* **WRITTEN TASK**: What follows is a set of records; restate each one word for word and drop the pictures.

* **RECORDS SUPPLIED**:

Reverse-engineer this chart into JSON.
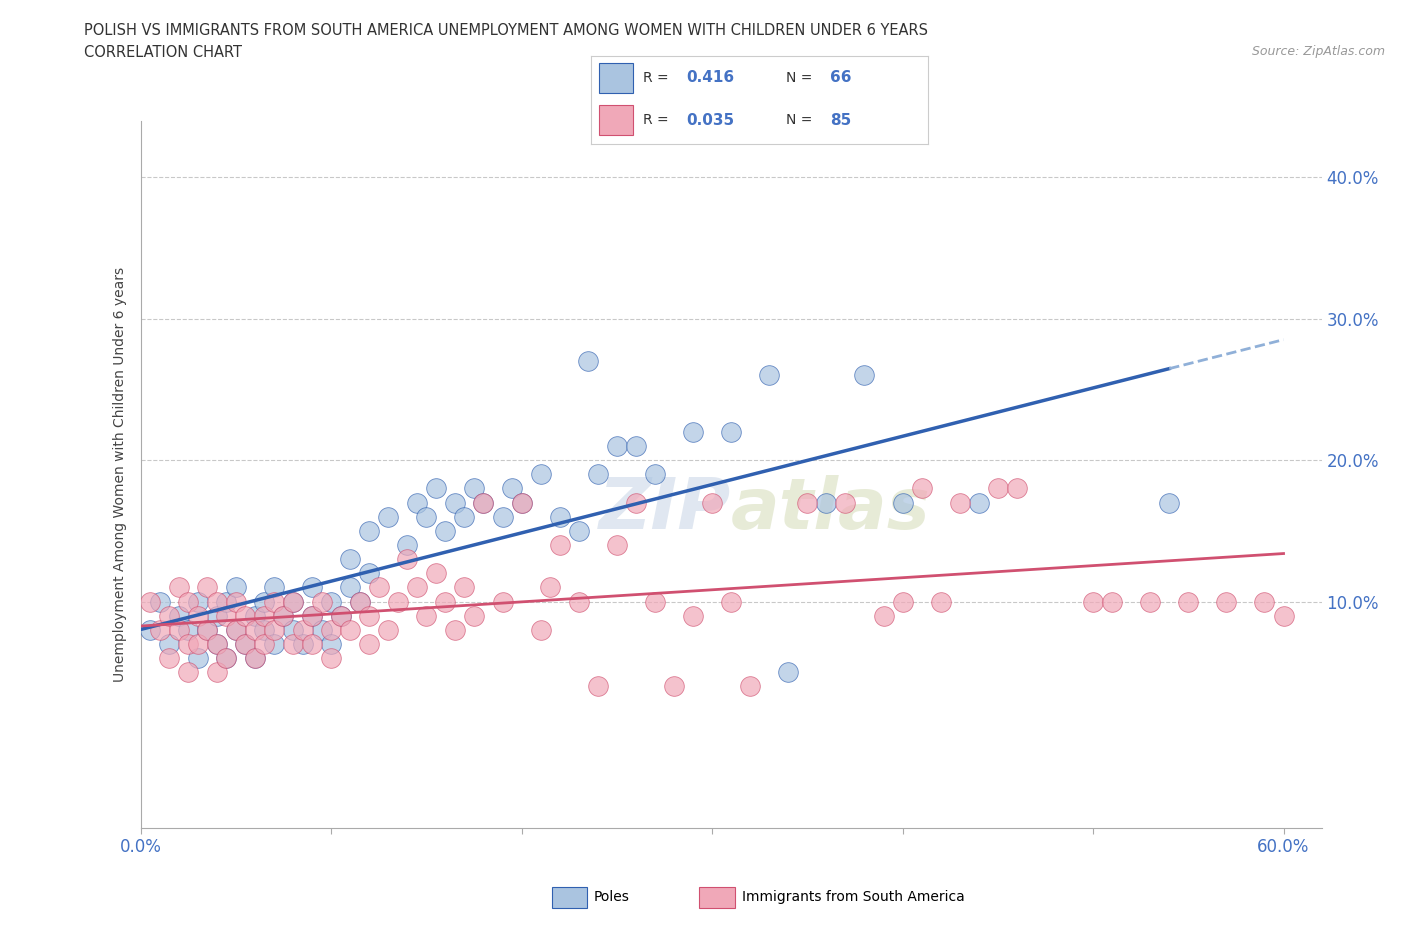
{
  "title_line1": "POLISH VS IMMIGRANTS FROM SOUTH AMERICA UNEMPLOYMENT AMONG WOMEN WITH CHILDREN UNDER 6 YEARS",
  "title_line2": "CORRELATION CHART",
  "source_text": "Source: ZipAtlas.com",
  "ylabel": "Unemployment Among Women with Children Under 6 years",
  "xlim": [
    0.0,
    0.62
  ],
  "ylim": [
    -0.06,
    0.44
  ],
  "xtick_labels": [
    "0.0%",
    "",
    "",
    "",
    "",
    "",
    "60.0%"
  ],
  "xtick_vals": [
    0.0,
    0.1,
    0.2,
    0.3,
    0.4,
    0.5,
    0.6
  ],
  "ytick_labels": [
    "10.0%",
    "20.0%",
    "30.0%",
    "40.0%"
  ],
  "ytick_vals": [
    0.1,
    0.2,
    0.3,
    0.4
  ],
  "R_poles": 0.416,
  "N_poles": 66,
  "R_sa": 0.035,
  "N_sa": 85,
  "poles_color": "#aac4e0",
  "sa_color": "#f0a8b8",
  "trendline_poles_color": "#3060b0",
  "trendline_sa_color": "#d05070",
  "trendline_poles_ext_color": "#90b0d8",
  "grid_color": "#bbbbbb",
  "background_color": "#ffffff",
  "legend_text_color": "#4472c4",
  "watermark_color": "#ccd8e8",
  "poles_scatter": [
    [
      0.005,
      0.08
    ],
    [
      0.01,
      0.1
    ],
    [
      0.015,
      0.07
    ],
    [
      0.02,
      0.09
    ],
    [
      0.025,
      0.08
    ],
    [
      0.03,
      0.06
    ],
    [
      0.03,
      0.1
    ],
    [
      0.035,
      0.08
    ],
    [
      0.04,
      0.07
    ],
    [
      0.04,
      0.09
    ],
    [
      0.045,
      0.06
    ],
    [
      0.045,
      0.1
    ],
    [
      0.05,
      0.08
    ],
    [
      0.05,
      0.11
    ],
    [
      0.055,
      0.07
    ],
    [
      0.06,
      0.09
    ],
    [
      0.06,
      0.06
    ],
    [
      0.065,
      0.1
    ],
    [
      0.065,
      0.08
    ],
    [
      0.07,
      0.07
    ],
    [
      0.07,
      0.11
    ],
    [
      0.075,
      0.09
    ],
    [
      0.08,
      0.08
    ],
    [
      0.08,
      0.1
    ],
    [
      0.085,
      0.07
    ],
    [
      0.09,
      0.09
    ],
    [
      0.09,
      0.11
    ],
    [
      0.095,
      0.08
    ],
    [
      0.1,
      0.1
    ],
    [
      0.1,
      0.07
    ],
    [
      0.105,
      0.09
    ],
    [
      0.11,
      0.11
    ],
    [
      0.11,
      0.13
    ],
    [
      0.115,
      0.1
    ],
    [
      0.12,
      0.12
    ],
    [
      0.12,
      0.15
    ],
    [
      0.13,
      0.16
    ],
    [
      0.14,
      0.14
    ],
    [
      0.145,
      0.17
    ],
    [
      0.15,
      0.16
    ],
    [
      0.155,
      0.18
    ],
    [
      0.16,
      0.15
    ],
    [
      0.165,
      0.17
    ],
    [
      0.17,
      0.16
    ],
    [
      0.175,
      0.18
    ],
    [
      0.18,
      0.17
    ],
    [
      0.19,
      0.16
    ],
    [
      0.195,
      0.18
    ],
    [
      0.2,
      0.17
    ],
    [
      0.21,
      0.19
    ],
    [
      0.22,
      0.16
    ],
    [
      0.23,
      0.15
    ],
    [
      0.235,
      0.27
    ],
    [
      0.24,
      0.19
    ],
    [
      0.25,
      0.21
    ],
    [
      0.26,
      0.21
    ],
    [
      0.27,
      0.19
    ],
    [
      0.29,
      0.22
    ],
    [
      0.31,
      0.22
    ],
    [
      0.33,
      0.26
    ],
    [
      0.34,
      0.05
    ],
    [
      0.36,
      0.17
    ],
    [
      0.38,
      0.26
    ],
    [
      0.4,
      0.17
    ],
    [
      0.44,
      0.17
    ],
    [
      0.54,
      0.17
    ]
  ],
  "sa_scatter": [
    [
      0.005,
      0.1
    ],
    [
      0.01,
      0.08
    ],
    [
      0.015,
      0.09
    ],
    [
      0.015,
      0.06
    ],
    [
      0.02,
      0.11
    ],
    [
      0.02,
      0.08
    ],
    [
      0.025,
      0.1
    ],
    [
      0.025,
      0.07
    ],
    [
      0.025,
      0.05
    ],
    [
      0.03,
      0.09
    ],
    [
      0.03,
      0.07
    ],
    [
      0.035,
      0.11
    ],
    [
      0.035,
      0.08
    ],
    [
      0.04,
      0.1
    ],
    [
      0.04,
      0.07
    ],
    [
      0.04,
      0.05
    ],
    [
      0.045,
      0.09
    ],
    [
      0.045,
      0.06
    ],
    [
      0.05,
      0.1
    ],
    [
      0.05,
      0.08
    ],
    [
      0.055,
      0.07
    ],
    [
      0.055,
      0.09
    ],
    [
      0.06,
      0.08
    ],
    [
      0.06,
      0.06
    ],
    [
      0.065,
      0.09
    ],
    [
      0.065,
      0.07
    ],
    [
      0.07,
      0.1
    ],
    [
      0.07,
      0.08
    ],
    [
      0.075,
      0.09
    ],
    [
      0.08,
      0.07
    ],
    [
      0.08,
      0.1
    ],
    [
      0.085,
      0.08
    ],
    [
      0.09,
      0.09
    ],
    [
      0.09,
      0.07
    ],
    [
      0.095,
      0.1
    ],
    [
      0.1,
      0.08
    ],
    [
      0.1,
      0.06
    ],
    [
      0.105,
      0.09
    ],
    [
      0.11,
      0.08
    ],
    [
      0.115,
      0.1
    ],
    [
      0.12,
      0.09
    ],
    [
      0.12,
      0.07
    ],
    [
      0.125,
      0.11
    ],
    [
      0.13,
      0.08
    ],
    [
      0.135,
      0.1
    ],
    [
      0.14,
      0.13
    ],
    [
      0.145,
      0.11
    ],
    [
      0.15,
      0.09
    ],
    [
      0.155,
      0.12
    ],
    [
      0.16,
      0.1
    ],
    [
      0.165,
      0.08
    ],
    [
      0.17,
      0.11
    ],
    [
      0.175,
      0.09
    ],
    [
      0.18,
      0.17
    ],
    [
      0.19,
      0.1
    ],
    [
      0.2,
      0.17
    ],
    [
      0.21,
      0.08
    ],
    [
      0.215,
      0.11
    ],
    [
      0.22,
      0.14
    ],
    [
      0.23,
      0.1
    ],
    [
      0.24,
      0.04
    ],
    [
      0.25,
      0.14
    ],
    [
      0.26,
      0.17
    ],
    [
      0.27,
      0.1
    ],
    [
      0.28,
      0.04
    ],
    [
      0.29,
      0.09
    ],
    [
      0.3,
      0.17
    ],
    [
      0.31,
      0.1
    ],
    [
      0.32,
      0.04
    ],
    [
      0.35,
      0.17
    ],
    [
      0.37,
      0.17
    ],
    [
      0.39,
      0.09
    ],
    [
      0.4,
      0.1
    ],
    [
      0.41,
      0.18
    ],
    [
      0.42,
      0.1
    ],
    [
      0.43,
      0.17
    ],
    [
      0.45,
      0.18
    ],
    [
      0.46,
      0.18
    ],
    [
      0.5,
      0.1
    ],
    [
      0.51,
      0.1
    ],
    [
      0.53,
      0.1
    ],
    [
      0.55,
      0.1
    ],
    [
      0.57,
      0.1
    ],
    [
      0.59,
      0.1
    ],
    [
      0.6,
      0.09
    ]
  ]
}
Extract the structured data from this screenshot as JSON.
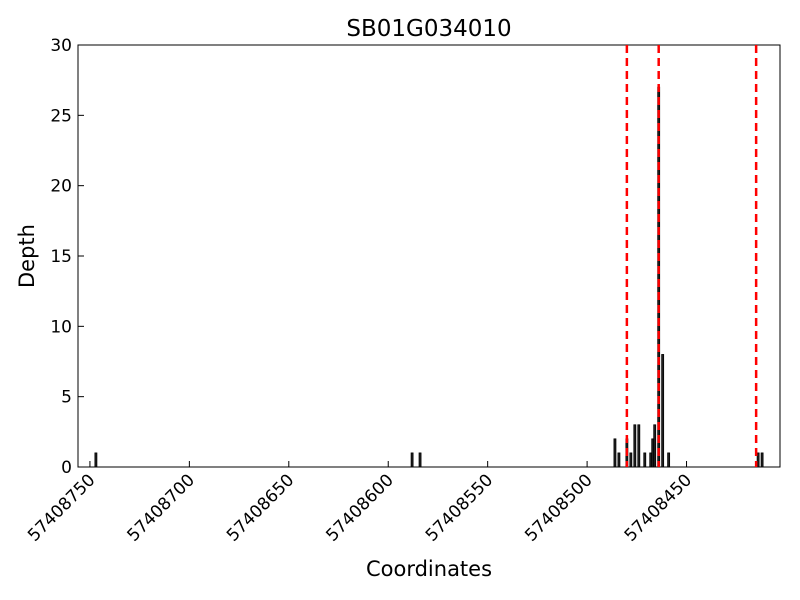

* **EXERCISE ANSWER**:
Reverse-engineer this chart into JSON.
{
  "title_line1": "POLISH VS IMMIGRANTS FROM SOUTH AMERICA UNEMPLOYMENT AMONG WOMEN WITH CHILDREN UNDER 6 YEARS",
  "title_line2": "CORRELATION CHART",
  "source_text": "Source: ZipAtlas.com",
  "ylabel": "Unemployment Among Women with Children Under 6 years",
  "xlim": [
    0.0,
    0.62
  ],
  "ylim": [
    -0.06,
    0.44
  ],
  "xtick_labels": [
    "0.0%",
    "",
    "",
    "",
    "",
    "",
    "60.0%"
  ],
  "xtick_vals": [
    0.0,
    0.1,
    0.2,
    0.3,
    0.4,
    0.5,
    0.6
  ],
  "ytick_labels": [
    "10.0%",
    "20.0%",
    "30.0%",
    "40.0%"
  ],
  "ytick_vals": [
    0.1,
    0.2,
    0.3,
    0.4
  ],
  "R_poles": 0.416,
  "N_poles": 66,
  "R_sa": 0.035,
  "N_sa": 85,
  "poles_color": "#aac4e0",
  "sa_color": "#f0a8b8",
  "trendline_poles_color": "#3060b0",
  "trendline_sa_color": "#d05070",
  "trendline_poles_ext_color": "#90b0d8",
  "grid_color": "#bbbbbb",
  "background_color": "#ffffff",
  "legend_text_color": "#4472c4",
  "watermark_color": "#ccd8e8",
  "poles_scatter": [
    [
      0.005,
      0.08
    ],
    [
      0.01,
      0.1
    ],
    [
      0.015,
      0.07
    ],
    [
      0.02,
      0.09
    ],
    [
      0.025,
      0.08
    ],
    [
      0.03,
      0.06
    ],
    [
      0.03,
      0.1
    ],
    [
      0.035,
      0.08
    ],
    [
      0.04,
      0.07
    ],
    [
      0.04,
      0.09
    ],
    [
      0.045,
      0.06
    ],
    [
      0.045,
      0.1
    ],
    [
      0.05,
      0.08
    ],
    [
      0.05,
      0.11
    ],
    [
      0.055,
      0.07
    ],
    [
      0.06,
      0.09
    ],
    [
      0.06,
      0.06
    ],
    [
      0.065,
      0.1
    ],
    [
      0.065,
      0.08
    ],
    [
      0.07,
      0.07
    ],
    [
      0.07,
      0.11
    ],
    [
      0.075,
      0.09
    ],
    [
      0.08,
      0.08
    ],
    [
      0.08,
      0.1
    ],
    [
      0.085,
      0.07
    ],
    [
      0.09,
      0.09
    ],
    [
      0.09,
      0.11
    ],
    [
      0.095,
      0.08
    ],
    [
      0.1,
      0.1
    ],
    [
      0.1,
      0.07
    ],
    [
      0.105,
      0.09
    ],
    [
      0.11,
      0.11
    ],
    [
      0.11,
      0.13
    ],
    [
      0.115,
      0.1
    ],
    [
      0.12,
      0.12
    ],
    [
      0.12,
      0.15
    ],
    [
      0.13,
      0.16
    ],
    [
      0.14,
      0.14
    ],
    [
      0.145,
      0.17
    ],
    [
      0.15,
      0.16
    ],
    [
      0.155,
      0.18
    ],
    [
      0.16,
      0.15
    ],
    [
      0.165,
      0.17
    ],
    [
      0.17,
      0.16
    ],
    [
      0.175,
      0.18
    ],
    [
      0.18,
      0.17
    ],
    [
      0.19,
      0.16
    ],
    [
      0.195,
      0.18
    ],
    [
      0.2,
      0.17
    ],
    [
      0.21,
      0.19
    ],
    [
      0.22,
      0.16
    ],
    [
      0.23,
      0.15
    ],
    [
      0.235,
      0.27
    ],
    [
      0.24,
      0.19
    ],
    [
      0.25,
      0.21
    ],
    [
      0.26,
      0.21
    ],
    [
      0.27,
      0.19
    ],
    [
      0.29,
      0.22
    ],
    [
      0.31,
      0.22
    ],
    [
      0.33,
      0.26
    ],
    [
      0.34,
      0.05
    ],
    [
      0.36,
      0.17
    ],
    [
      0.38,
      0.26
    ],
    [
      0.4,
      0.17
    ],
    [
      0.44,
      0.17
    ],
    [
      0.54,
      0.17
    ]
  ],
  "sa_scatter": [
    [
      0.005,
      0.1
    ],
    [
      0.01,
      0.08
    ],
    [
      0.015,
      0.09
    ],
    [
      0.015,
      0.06
    ],
    [
      0.02,
      0.11
    ],
    [
      0.02,
      0.08
    ],
    [
      0.025,
      0.1
    ],
    [
      0.025,
      0.07
    ],
    [
      0.025,
      0.05
    ],
    [
      0.03,
      0.09
    ],
    [
      0.03,
      0.07
    ],
    [
      0.035,
      0.11
    ],
    [
      0.035,
      0.08
    ],
    [
      0.04,
      0.1
    ],
    [
      0.04,
      0.07
    ],
    [
      0.04,
      0.05
    ],
    [
      0.045,
      0.09
    ],
    [
      0.045,
      0.06
    ],
    [
      0.05,
      0.1
    ],
    [
      0.05,
      0.08
    ],
    [
      0.055,
      0.07
    ],
    [
      0.055,
      0.09
    ],
    [
      0.06,
      0.08
    ],
    [
      0.06,
      0.06
    ],
    [
      0.065,
      0.09
    ],
    [
      0.065,
      0.07
    ],
    [
      0.07,
      0.1
    ],
    [
      0.07,
      0.08
    ],
    [
      0.075,
      0.09
    ],
    [
      0.08,
      0.07
    ],
    [
      0.08,
      0.1
    ],
    [
      0.085,
      0.08
    ],
    [
      0.09,
      0.09
    ],
    [
      0.09,
      0.07
    ],
    [
      0.095,
      0.1
    ],
    [
      0.1,
      0.08
    ],
    [
      0.1,
      0.06
    ],
    [
      0.105,
      0.09
    ],
    [
      0.11,
      0.08
    ],
    [
      0.115,
      0.1
    ],
    [
      0.12,
      0.09
    ],
    [
      0.12,
      0.07
    ],
    [
      0.125,
      0.11
    ],
    [
      0.13,
      0.08
    ],
    [
      0.135,
      0.1
    ],
    [
      0.14,
      0.13
    ],
    [
      0.145,
      0.11
    ],
    [
      0.15,
      0.09
    ],
    [
      0.155,
      0.12
    ],
    [
      0.16,
      0.1
    ],
    [
      0.165,
      0.08
    ],
    [
      0.17,
      0.11
    ],
    [
      0.175,
      0.09
    ],
    [
      0.18,
      0.17
    ],
    [
      0.19,
      0.1
    ],
    [
      0.2,
      0.17
    ],
    [
      0.21,
      0.08
    ],
    [
      0.215,
      0.11
    ],
    [
      0.22,
      0.14
    ],
    [
      0.23,
      0.1
    ],
    [
      0.24,
      0.04
    ],
    [
      0.25,
      0.14
    ],
    [
      0.26,
      0.17
    ],
    [
      0.27,
      0.1
    ],
    [
      0.28,
      0.04
    ],
    [
      0.29,
      0.09
    ],
    [
      0.3,
      0.17
    ],
    [
      0.31,
      0.1
    ],
    [
      0.32,
      0.04
    ],
    [
      0.35,
      0.17
    ],
    [
      0.37,
      0.17
    ],
    [
      0.39,
      0.09
    ],
    [
      0.4,
      0.1
    ],
    [
      0.41,
      0.18
    ],
    [
      0.42,
      0.1
    ],
    [
      0.43,
      0.17
    ],
    [
      0.45,
      0.18
    ],
    [
      0.46,
      0.18
    ],
    [
      0.5,
      0.1
    ],
    [
      0.51,
      0.1
    ],
    [
      0.53,
      0.1
    ],
    [
      0.55,
      0.1
    ],
    [
      0.57,
      0.1
    ],
    [
      0.59,
      0.1
    ],
    [
      0.6,
      0.09
    ]
  ]
}
Extract the structured data from this screenshot as JSON.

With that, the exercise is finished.